_STATED EXERCISE_
Among the lines of these entries, how many hold the word "image"? State only the number.

* START MATERIAL SUPPLIED *

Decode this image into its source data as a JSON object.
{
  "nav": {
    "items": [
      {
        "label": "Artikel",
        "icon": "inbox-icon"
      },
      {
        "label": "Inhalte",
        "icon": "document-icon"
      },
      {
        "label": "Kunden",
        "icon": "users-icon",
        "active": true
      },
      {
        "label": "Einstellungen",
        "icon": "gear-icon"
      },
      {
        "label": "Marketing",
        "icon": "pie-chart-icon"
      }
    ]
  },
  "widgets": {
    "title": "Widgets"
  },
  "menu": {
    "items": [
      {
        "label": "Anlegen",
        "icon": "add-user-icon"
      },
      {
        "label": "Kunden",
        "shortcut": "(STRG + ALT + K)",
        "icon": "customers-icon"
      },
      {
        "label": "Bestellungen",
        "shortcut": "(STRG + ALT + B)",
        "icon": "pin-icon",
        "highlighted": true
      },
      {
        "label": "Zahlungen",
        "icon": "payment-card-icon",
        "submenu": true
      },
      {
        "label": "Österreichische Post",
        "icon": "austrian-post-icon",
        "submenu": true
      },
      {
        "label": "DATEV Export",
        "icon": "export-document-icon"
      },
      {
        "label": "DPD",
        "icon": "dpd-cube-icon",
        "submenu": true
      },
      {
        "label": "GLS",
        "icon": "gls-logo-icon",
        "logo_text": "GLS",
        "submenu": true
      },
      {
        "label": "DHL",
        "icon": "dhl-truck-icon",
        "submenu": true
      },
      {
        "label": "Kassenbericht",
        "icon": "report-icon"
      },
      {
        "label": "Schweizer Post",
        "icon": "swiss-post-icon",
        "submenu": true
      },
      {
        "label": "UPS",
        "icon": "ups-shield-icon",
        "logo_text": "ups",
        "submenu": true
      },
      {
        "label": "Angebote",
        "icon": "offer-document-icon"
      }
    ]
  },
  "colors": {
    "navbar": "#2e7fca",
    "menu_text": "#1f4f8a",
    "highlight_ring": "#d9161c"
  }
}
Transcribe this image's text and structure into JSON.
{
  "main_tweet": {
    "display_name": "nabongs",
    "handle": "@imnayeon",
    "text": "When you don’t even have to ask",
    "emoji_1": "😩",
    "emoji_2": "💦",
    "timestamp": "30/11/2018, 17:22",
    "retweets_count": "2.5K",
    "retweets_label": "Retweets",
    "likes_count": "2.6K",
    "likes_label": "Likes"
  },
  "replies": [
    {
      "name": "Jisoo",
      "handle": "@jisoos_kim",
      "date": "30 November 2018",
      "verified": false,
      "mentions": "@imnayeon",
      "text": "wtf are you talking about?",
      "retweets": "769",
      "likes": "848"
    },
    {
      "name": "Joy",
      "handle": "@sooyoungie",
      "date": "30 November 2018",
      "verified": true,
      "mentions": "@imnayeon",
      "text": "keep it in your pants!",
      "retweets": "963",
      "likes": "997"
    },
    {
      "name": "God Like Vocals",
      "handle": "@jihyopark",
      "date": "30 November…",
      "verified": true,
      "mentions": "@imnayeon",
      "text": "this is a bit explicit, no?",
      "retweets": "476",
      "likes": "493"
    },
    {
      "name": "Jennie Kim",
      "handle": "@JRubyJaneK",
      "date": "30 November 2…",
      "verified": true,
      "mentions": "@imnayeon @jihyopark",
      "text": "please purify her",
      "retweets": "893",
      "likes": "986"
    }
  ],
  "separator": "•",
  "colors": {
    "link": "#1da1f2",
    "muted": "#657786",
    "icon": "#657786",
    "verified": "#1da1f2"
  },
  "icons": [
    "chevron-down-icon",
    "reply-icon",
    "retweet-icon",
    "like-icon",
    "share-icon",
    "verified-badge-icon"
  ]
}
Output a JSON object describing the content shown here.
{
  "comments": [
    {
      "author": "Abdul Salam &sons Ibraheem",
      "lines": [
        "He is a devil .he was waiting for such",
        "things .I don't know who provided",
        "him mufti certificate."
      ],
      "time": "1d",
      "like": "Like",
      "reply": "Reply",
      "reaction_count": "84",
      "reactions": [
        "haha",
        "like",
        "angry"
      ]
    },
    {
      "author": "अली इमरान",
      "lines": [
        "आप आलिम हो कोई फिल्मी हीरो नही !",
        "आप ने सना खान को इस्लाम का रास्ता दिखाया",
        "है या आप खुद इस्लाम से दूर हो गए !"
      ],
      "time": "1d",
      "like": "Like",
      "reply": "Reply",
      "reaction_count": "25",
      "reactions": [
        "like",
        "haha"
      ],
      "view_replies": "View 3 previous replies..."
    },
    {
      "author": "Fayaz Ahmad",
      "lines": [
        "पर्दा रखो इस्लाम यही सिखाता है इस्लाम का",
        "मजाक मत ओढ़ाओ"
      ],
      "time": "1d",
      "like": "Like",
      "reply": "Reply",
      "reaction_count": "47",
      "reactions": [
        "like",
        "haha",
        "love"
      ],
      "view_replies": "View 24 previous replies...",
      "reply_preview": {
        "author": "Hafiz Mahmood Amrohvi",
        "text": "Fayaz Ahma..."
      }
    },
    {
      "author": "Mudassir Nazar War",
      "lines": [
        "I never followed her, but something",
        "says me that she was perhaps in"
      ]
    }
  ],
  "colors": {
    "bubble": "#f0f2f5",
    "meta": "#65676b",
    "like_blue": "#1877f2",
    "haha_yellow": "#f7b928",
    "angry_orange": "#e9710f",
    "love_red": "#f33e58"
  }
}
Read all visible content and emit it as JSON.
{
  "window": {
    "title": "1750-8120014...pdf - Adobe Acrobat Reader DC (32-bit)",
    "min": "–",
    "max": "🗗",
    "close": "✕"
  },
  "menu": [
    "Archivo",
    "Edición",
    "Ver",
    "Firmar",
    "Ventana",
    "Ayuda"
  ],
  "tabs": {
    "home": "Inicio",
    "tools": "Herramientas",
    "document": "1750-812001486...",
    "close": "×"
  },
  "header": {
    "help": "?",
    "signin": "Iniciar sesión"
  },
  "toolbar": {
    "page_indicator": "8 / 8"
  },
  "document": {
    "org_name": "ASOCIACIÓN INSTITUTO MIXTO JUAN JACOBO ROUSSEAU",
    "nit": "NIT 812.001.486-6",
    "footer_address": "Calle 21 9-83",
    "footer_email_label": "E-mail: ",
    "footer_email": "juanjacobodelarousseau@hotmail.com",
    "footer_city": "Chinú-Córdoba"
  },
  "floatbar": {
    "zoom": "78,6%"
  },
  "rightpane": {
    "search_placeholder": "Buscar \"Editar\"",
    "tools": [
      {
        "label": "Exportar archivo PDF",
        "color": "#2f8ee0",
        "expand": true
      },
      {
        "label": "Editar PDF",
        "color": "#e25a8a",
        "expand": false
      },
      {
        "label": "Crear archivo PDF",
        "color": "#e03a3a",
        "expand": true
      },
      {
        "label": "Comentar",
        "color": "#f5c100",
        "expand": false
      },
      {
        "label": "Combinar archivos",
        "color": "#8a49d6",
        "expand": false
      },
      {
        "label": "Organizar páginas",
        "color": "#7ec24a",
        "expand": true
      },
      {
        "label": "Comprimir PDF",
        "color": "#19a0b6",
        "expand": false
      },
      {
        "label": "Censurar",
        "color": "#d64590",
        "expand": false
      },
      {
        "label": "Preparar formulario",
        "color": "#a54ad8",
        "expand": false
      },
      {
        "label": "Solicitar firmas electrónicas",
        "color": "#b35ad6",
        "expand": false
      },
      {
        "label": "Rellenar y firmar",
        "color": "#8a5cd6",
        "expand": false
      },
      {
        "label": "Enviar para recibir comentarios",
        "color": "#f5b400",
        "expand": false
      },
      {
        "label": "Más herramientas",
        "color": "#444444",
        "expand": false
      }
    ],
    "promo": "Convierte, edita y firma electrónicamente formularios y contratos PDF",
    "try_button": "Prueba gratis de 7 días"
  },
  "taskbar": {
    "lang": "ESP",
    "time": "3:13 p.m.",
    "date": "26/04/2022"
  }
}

* END MATERIAL SUPPLIED *

_THE ANSWER_
2